Collected data entries:
○ ○ ○
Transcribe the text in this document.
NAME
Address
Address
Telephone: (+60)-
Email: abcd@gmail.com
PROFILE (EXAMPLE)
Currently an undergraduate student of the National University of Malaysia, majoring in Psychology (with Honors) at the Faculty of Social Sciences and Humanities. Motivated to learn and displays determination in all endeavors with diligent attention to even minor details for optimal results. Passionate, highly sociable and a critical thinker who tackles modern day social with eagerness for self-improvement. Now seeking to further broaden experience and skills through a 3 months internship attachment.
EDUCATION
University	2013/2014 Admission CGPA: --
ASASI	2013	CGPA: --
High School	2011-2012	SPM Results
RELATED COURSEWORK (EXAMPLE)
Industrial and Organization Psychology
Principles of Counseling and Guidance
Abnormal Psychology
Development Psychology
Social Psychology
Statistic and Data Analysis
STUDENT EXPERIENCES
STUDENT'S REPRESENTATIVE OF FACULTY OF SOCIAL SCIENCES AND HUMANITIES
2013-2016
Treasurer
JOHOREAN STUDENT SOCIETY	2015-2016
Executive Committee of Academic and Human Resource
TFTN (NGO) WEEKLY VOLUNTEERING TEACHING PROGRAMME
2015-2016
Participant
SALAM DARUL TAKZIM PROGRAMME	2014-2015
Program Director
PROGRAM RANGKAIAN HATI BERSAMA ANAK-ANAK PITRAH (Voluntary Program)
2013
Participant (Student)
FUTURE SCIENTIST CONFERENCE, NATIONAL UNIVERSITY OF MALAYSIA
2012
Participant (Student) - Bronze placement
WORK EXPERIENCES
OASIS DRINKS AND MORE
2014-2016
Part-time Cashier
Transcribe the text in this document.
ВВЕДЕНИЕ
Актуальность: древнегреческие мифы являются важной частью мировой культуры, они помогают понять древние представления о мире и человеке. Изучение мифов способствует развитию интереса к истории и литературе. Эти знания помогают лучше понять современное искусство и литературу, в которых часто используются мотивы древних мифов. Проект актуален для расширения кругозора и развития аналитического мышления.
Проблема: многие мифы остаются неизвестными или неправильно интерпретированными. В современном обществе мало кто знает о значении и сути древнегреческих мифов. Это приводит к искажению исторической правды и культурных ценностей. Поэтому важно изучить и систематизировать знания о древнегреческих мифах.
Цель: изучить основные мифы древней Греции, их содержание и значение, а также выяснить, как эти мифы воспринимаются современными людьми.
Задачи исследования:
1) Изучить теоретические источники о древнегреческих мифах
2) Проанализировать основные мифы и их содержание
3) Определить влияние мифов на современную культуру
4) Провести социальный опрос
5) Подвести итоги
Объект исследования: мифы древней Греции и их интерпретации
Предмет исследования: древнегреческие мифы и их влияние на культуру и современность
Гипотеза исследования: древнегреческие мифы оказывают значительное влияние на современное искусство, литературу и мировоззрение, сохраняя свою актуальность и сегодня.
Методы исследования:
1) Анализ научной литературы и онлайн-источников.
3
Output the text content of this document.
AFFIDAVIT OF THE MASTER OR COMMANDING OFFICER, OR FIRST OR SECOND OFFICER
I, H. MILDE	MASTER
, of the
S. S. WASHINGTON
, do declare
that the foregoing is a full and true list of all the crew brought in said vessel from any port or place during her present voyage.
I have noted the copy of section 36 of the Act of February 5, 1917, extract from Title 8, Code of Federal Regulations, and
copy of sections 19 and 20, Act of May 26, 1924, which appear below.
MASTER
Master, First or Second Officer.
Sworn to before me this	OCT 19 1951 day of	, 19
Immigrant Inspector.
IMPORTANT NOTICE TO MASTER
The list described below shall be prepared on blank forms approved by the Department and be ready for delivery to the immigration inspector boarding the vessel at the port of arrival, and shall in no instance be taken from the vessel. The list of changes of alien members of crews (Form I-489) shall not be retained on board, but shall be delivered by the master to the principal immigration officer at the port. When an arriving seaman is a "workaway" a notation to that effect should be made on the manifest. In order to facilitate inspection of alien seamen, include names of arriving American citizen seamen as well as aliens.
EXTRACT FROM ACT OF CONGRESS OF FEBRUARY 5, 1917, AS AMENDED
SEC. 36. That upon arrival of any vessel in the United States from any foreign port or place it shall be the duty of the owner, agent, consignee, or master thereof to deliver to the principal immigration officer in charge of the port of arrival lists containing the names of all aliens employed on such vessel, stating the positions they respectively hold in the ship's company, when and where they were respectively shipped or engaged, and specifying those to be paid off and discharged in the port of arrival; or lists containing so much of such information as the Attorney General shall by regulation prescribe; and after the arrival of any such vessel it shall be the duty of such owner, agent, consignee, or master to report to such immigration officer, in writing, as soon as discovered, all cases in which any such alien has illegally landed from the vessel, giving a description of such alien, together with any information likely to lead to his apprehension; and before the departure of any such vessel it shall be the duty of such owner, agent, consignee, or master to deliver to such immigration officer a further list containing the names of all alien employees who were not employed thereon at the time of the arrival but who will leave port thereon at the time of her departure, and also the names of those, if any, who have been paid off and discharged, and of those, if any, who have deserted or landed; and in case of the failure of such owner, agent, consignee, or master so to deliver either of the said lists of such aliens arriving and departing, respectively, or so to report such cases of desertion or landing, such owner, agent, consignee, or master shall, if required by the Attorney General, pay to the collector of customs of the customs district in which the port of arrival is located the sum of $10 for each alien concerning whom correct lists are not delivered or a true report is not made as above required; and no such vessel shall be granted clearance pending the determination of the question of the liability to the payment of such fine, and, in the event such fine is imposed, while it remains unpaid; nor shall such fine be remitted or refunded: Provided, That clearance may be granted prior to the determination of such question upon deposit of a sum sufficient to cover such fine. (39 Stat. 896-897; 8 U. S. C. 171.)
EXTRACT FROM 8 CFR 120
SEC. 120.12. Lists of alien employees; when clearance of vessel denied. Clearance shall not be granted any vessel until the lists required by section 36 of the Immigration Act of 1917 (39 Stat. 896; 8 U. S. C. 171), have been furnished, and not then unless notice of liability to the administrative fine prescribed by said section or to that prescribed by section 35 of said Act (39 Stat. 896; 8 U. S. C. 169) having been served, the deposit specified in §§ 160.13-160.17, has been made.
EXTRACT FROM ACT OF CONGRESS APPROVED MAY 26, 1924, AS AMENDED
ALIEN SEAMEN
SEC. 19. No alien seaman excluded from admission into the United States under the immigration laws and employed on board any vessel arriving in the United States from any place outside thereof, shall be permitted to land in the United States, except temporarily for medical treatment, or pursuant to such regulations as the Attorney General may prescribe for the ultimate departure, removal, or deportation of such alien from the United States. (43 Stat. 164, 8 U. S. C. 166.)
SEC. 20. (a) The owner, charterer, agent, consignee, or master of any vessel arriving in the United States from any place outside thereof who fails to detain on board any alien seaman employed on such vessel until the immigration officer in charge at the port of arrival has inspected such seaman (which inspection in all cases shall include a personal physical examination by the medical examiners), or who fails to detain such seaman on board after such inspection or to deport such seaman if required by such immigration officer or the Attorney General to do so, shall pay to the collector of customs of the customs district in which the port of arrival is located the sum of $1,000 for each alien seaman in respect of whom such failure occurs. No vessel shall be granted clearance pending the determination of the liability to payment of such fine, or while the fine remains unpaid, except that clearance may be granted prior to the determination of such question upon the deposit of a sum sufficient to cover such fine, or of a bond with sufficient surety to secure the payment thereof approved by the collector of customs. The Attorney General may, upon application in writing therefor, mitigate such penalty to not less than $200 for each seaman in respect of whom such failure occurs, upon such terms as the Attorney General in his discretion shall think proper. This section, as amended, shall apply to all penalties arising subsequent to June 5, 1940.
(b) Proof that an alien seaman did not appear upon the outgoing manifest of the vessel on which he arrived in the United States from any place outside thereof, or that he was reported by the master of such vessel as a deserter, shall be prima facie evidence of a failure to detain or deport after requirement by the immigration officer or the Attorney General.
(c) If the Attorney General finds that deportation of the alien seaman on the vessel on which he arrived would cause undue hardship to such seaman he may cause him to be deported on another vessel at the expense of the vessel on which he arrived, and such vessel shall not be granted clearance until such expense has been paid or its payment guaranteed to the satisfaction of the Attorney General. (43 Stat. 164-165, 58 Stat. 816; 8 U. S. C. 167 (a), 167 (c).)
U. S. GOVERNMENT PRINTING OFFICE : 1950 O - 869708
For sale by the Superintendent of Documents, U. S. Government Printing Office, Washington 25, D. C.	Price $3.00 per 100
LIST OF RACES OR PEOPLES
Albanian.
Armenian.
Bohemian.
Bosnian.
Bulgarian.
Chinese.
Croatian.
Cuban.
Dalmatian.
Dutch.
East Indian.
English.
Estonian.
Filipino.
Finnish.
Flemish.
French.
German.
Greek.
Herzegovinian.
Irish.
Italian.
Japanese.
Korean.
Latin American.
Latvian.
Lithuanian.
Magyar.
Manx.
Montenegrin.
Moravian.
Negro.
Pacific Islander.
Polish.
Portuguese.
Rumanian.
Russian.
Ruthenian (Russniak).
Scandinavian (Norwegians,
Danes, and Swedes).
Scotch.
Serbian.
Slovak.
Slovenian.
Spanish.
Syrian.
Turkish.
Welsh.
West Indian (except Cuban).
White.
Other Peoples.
○ ○ ○
- **EXERCISE AIM**: Report how many lines of the listing above include the word "культуру". Say nothing but the number.

- **THE RESPONSE**: 2